** BEGIN Task input **

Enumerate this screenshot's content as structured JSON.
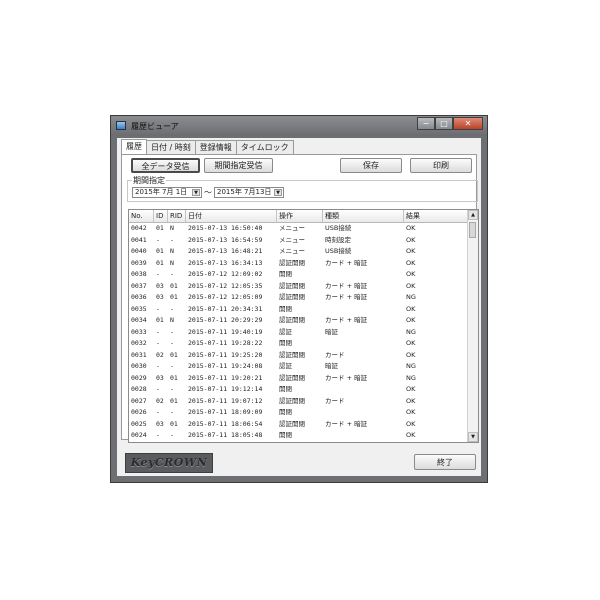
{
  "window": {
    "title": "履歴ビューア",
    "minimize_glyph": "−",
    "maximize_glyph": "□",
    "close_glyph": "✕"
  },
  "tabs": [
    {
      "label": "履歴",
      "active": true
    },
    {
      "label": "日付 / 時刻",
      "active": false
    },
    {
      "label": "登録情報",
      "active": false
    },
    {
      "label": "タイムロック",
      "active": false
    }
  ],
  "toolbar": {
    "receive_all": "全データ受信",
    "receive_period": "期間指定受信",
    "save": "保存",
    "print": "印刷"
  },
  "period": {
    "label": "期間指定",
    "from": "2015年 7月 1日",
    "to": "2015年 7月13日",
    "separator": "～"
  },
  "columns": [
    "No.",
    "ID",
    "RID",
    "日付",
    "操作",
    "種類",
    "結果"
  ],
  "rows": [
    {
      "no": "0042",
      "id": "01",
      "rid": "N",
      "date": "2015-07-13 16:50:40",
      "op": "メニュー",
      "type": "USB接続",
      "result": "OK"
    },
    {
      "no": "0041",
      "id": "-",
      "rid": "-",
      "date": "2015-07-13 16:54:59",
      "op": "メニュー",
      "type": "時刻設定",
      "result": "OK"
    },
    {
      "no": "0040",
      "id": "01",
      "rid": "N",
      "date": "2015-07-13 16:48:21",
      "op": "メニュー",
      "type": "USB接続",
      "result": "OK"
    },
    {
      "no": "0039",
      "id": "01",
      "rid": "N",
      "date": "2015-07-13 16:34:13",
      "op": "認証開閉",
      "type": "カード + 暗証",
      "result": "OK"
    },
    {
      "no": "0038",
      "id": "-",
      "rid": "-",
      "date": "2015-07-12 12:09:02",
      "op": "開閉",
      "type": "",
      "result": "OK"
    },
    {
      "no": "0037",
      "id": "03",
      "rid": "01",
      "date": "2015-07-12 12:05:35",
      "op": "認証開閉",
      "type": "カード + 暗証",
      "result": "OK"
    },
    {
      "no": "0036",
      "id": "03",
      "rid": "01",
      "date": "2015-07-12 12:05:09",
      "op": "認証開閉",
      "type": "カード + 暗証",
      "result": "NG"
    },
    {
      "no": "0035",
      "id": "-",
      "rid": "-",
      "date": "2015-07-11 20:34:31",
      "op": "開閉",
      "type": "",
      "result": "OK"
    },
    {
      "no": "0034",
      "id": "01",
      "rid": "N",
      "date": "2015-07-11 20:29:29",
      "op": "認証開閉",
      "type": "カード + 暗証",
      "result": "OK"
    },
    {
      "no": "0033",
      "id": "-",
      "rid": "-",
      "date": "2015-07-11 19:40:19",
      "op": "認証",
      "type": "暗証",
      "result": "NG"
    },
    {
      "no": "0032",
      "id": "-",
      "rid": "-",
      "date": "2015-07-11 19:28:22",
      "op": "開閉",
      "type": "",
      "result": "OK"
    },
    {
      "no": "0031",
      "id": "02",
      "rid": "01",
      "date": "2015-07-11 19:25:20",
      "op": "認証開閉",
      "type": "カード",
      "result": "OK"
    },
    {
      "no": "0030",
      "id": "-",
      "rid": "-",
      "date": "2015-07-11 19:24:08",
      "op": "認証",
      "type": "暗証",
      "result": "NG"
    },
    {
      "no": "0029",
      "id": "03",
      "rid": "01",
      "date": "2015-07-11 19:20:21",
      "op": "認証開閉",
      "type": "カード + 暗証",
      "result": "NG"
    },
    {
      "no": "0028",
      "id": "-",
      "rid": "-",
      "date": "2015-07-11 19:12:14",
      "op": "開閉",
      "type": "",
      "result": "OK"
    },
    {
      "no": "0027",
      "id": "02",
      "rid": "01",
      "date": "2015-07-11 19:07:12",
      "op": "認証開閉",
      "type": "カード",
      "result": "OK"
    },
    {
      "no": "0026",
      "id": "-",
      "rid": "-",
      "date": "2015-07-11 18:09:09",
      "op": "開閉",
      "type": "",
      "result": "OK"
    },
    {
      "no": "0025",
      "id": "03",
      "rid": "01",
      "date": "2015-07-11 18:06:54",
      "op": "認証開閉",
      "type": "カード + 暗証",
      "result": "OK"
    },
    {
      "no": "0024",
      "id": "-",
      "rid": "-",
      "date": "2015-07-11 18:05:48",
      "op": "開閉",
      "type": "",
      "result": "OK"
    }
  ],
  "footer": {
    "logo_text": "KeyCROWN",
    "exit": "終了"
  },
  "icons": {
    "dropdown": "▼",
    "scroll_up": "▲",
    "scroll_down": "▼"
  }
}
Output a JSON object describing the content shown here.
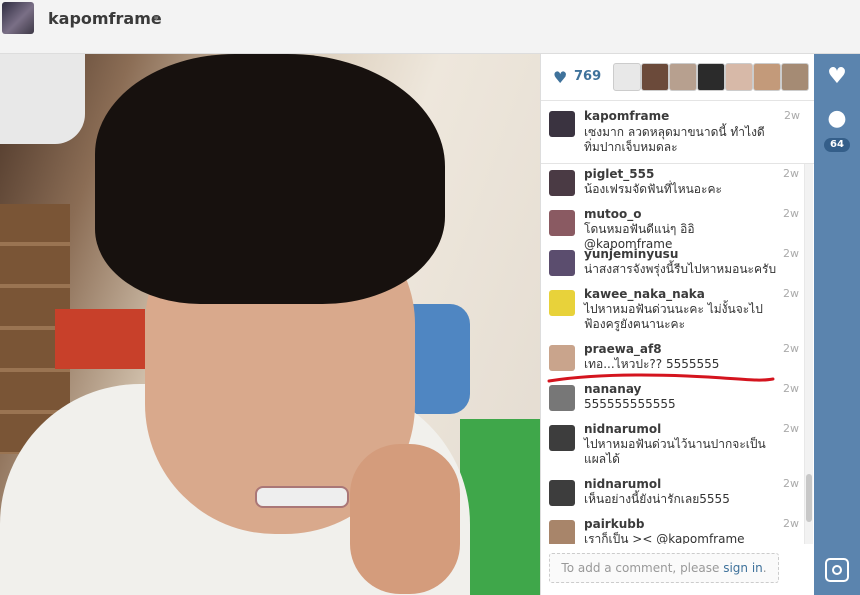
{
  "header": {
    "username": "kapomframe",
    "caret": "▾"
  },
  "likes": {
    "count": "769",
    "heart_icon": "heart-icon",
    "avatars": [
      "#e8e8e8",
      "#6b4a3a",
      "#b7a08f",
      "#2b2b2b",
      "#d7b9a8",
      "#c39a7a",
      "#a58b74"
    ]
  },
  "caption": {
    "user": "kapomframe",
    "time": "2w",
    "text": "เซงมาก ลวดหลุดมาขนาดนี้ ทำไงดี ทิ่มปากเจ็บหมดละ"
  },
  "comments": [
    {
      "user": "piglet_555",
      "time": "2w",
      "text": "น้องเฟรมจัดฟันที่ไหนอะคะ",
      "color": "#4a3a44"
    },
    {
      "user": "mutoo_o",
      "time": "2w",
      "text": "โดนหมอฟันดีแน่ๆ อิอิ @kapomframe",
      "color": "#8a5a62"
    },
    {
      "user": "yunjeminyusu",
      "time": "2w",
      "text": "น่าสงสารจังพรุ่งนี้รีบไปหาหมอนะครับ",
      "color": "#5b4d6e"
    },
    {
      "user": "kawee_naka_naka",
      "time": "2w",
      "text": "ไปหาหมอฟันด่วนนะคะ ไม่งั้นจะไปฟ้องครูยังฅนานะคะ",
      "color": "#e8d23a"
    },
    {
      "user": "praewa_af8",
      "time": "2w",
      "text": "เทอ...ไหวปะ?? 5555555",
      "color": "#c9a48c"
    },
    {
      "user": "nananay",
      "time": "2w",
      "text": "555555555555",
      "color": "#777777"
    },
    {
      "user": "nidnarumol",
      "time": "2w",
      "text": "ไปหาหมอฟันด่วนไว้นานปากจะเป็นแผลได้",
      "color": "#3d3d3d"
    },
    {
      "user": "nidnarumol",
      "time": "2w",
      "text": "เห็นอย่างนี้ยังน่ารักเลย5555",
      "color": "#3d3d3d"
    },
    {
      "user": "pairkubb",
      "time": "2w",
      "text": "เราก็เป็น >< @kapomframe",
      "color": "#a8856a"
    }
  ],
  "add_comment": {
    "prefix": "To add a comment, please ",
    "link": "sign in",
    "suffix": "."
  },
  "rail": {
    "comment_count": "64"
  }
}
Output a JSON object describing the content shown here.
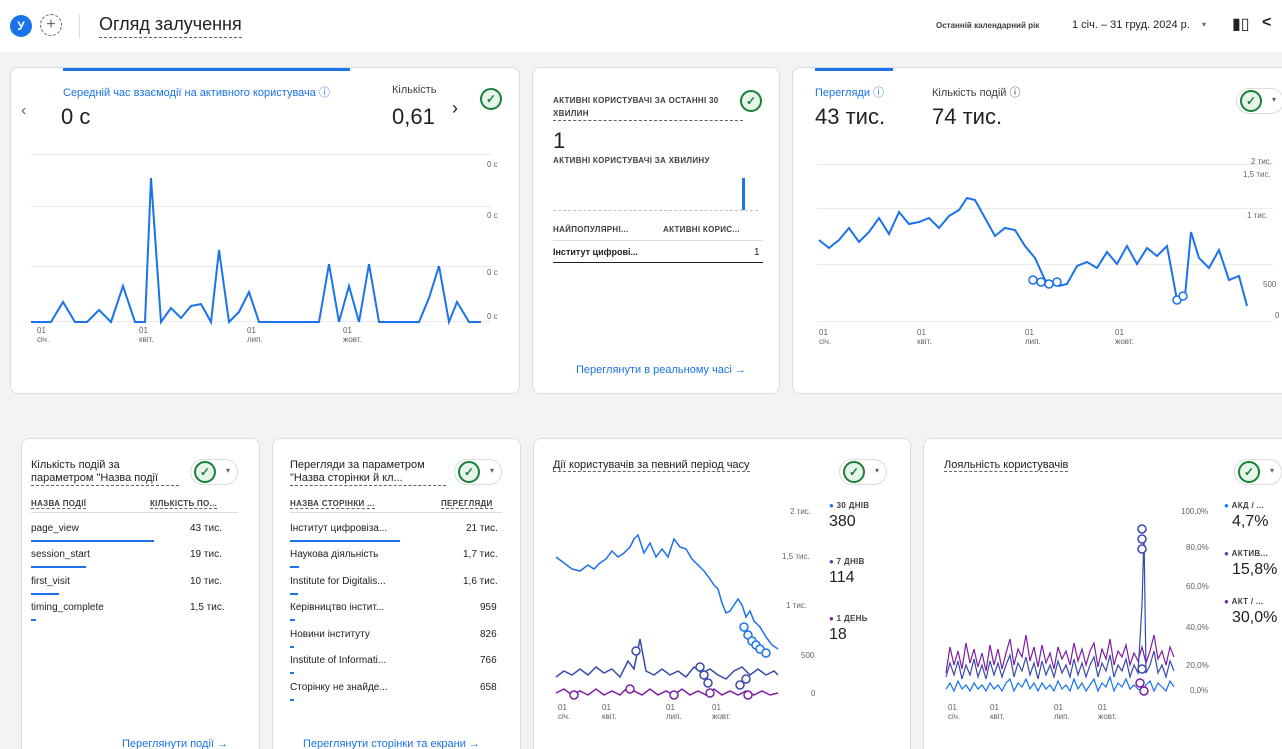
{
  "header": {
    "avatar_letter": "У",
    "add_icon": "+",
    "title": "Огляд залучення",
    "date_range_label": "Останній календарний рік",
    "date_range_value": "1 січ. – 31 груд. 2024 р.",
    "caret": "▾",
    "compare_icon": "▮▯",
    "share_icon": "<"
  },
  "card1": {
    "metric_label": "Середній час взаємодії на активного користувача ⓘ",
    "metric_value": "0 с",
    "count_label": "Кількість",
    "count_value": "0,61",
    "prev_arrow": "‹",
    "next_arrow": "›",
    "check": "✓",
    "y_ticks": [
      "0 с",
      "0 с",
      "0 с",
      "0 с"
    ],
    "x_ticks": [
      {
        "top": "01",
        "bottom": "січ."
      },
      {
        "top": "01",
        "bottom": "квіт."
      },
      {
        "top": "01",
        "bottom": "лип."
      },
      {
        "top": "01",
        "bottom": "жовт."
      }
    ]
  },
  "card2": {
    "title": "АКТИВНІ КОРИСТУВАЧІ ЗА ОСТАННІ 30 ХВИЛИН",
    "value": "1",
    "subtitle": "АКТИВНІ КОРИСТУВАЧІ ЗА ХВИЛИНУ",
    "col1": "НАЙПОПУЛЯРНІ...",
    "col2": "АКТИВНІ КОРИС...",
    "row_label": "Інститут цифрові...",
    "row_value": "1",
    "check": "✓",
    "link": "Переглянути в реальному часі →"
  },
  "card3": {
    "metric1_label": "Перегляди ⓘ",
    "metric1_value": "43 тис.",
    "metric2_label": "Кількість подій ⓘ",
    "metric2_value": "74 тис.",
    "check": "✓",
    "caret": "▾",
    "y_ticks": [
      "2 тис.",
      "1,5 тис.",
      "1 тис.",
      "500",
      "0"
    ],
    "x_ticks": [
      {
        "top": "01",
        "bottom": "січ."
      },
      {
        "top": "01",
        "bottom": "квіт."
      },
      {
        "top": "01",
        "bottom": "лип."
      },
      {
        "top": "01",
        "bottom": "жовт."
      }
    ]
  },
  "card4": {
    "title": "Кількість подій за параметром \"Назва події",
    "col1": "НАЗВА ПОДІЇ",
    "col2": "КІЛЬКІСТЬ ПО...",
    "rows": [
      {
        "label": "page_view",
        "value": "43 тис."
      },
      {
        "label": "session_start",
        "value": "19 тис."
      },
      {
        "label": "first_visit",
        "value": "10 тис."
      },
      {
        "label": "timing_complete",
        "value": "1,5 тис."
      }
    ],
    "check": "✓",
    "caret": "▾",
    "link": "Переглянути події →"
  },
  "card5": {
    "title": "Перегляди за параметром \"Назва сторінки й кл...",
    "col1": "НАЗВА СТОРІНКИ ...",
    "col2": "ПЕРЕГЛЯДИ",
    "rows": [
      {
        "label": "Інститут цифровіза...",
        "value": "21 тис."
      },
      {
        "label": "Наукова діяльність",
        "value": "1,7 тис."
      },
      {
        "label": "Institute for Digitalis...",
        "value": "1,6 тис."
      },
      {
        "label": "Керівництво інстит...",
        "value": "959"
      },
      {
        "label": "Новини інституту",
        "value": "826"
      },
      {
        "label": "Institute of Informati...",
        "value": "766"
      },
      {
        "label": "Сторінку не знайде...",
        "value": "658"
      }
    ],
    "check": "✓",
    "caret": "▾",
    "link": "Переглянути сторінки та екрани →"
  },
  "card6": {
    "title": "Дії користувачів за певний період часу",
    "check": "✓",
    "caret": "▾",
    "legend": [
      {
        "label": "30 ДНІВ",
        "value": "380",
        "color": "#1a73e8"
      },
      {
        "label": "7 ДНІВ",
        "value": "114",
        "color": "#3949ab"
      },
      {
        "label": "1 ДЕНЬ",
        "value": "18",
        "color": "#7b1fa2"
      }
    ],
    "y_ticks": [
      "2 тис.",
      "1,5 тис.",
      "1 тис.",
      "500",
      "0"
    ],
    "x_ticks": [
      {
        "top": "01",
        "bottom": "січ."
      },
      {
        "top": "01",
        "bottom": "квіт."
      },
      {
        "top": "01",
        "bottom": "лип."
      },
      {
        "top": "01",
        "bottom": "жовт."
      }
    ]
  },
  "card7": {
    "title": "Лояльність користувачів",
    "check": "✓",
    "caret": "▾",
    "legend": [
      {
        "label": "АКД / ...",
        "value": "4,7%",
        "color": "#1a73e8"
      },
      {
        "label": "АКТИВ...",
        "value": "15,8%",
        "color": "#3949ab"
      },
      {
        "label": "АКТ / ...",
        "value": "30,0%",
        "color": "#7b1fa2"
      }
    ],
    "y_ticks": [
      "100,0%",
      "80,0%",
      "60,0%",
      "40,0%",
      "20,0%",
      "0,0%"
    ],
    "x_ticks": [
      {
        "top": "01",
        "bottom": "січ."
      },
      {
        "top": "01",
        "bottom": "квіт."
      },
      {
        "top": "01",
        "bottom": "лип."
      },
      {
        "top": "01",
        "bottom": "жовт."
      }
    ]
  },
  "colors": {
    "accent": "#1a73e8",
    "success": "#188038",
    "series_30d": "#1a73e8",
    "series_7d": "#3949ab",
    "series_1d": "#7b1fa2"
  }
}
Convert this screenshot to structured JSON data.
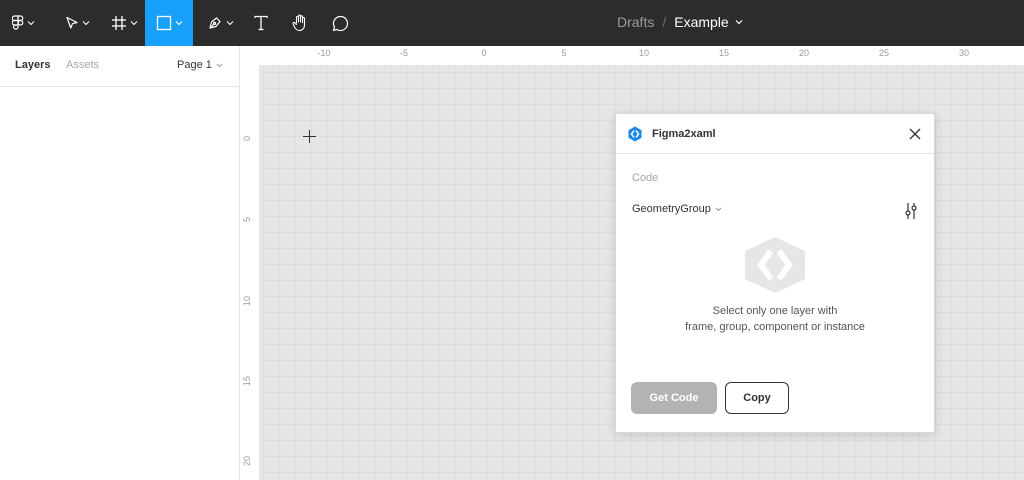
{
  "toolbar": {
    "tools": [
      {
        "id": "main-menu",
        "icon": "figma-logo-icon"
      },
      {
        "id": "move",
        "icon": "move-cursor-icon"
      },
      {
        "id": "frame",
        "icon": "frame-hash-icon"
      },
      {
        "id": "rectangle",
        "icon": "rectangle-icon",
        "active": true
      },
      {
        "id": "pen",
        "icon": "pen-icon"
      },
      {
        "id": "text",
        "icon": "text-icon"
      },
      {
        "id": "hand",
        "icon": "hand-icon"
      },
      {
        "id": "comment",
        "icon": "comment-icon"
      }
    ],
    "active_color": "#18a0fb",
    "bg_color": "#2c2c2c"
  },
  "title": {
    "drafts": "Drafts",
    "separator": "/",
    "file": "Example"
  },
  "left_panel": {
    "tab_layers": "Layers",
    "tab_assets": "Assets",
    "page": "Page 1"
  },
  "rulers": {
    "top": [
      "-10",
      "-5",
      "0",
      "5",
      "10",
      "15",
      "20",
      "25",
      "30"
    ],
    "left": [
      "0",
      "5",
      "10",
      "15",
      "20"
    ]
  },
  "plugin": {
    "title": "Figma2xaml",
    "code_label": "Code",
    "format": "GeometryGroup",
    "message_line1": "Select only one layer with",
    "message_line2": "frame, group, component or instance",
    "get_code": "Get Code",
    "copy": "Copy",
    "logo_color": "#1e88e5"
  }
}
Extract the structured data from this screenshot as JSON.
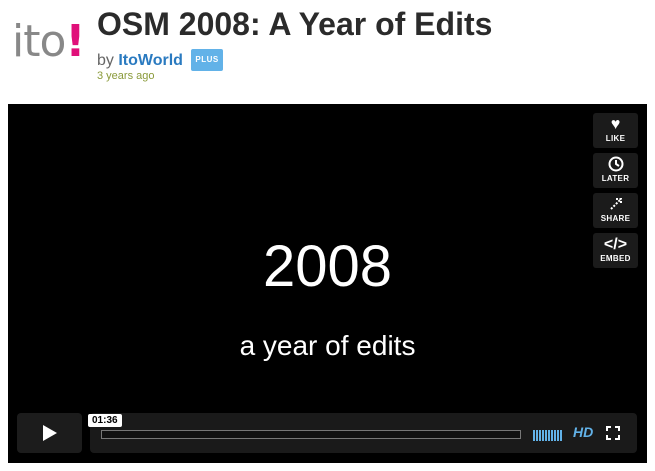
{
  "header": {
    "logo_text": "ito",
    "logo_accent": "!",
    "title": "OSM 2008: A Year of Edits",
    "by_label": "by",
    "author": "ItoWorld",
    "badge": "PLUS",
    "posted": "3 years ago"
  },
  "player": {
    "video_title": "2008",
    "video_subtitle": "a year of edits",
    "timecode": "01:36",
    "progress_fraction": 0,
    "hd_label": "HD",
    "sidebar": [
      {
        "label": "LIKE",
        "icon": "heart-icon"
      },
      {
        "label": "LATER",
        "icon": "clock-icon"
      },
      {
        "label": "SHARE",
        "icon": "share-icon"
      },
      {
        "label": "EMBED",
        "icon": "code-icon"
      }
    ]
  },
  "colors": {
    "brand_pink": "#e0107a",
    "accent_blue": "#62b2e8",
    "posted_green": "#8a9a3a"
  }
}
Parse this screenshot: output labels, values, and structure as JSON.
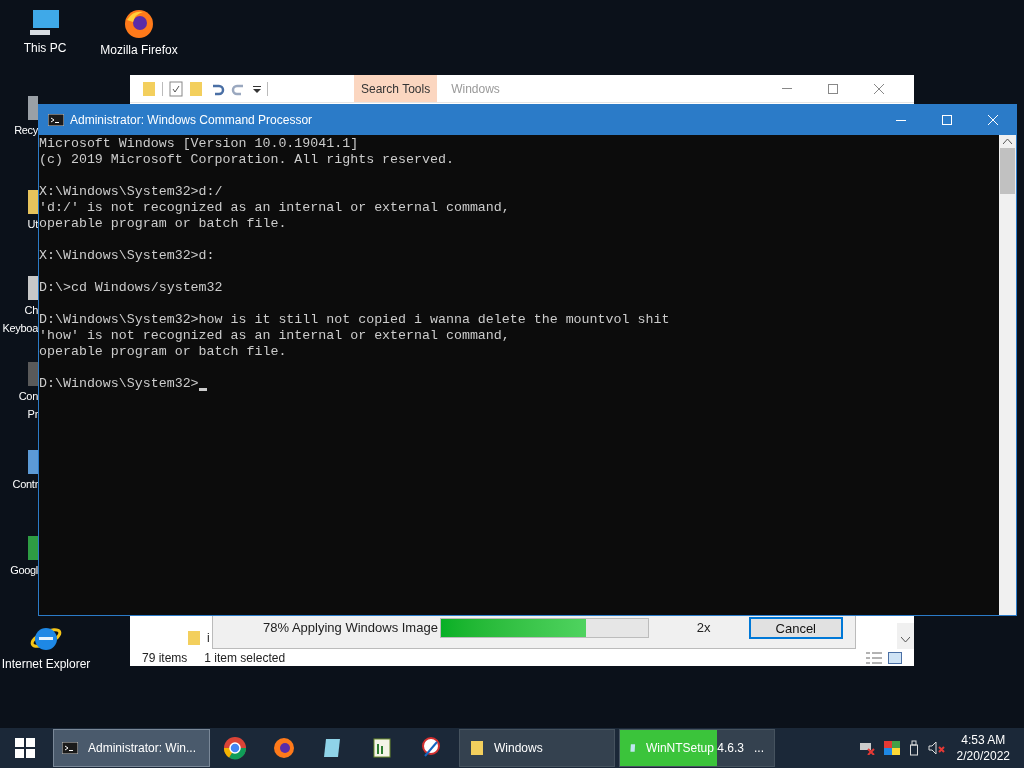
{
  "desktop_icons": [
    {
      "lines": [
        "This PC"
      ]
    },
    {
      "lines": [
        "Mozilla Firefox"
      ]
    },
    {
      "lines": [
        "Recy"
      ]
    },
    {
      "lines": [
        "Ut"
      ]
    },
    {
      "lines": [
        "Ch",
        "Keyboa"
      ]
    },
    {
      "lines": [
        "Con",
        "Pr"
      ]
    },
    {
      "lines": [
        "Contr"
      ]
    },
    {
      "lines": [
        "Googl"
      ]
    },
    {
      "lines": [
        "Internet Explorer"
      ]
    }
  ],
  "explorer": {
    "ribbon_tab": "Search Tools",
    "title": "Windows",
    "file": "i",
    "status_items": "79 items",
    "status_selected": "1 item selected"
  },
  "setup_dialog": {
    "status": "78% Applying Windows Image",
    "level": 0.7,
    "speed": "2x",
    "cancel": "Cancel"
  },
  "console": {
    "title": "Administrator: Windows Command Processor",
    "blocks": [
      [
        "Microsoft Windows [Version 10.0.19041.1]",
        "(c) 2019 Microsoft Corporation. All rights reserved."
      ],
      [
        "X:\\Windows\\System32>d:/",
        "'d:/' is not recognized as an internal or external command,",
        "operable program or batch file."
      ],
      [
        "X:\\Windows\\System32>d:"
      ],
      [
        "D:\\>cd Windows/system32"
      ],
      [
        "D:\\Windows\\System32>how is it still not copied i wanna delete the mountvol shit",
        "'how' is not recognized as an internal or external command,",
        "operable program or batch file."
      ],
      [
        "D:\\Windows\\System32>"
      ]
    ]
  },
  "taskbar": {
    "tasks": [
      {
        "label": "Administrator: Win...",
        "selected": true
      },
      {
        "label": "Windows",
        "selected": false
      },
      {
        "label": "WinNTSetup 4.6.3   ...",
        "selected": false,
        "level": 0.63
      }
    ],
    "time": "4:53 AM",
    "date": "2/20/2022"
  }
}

** END Task input **

- Given task: Go through the entries above and copy every line containing "true".

- Result for this exercise:
      "active": true
        "active": true
        "selected": true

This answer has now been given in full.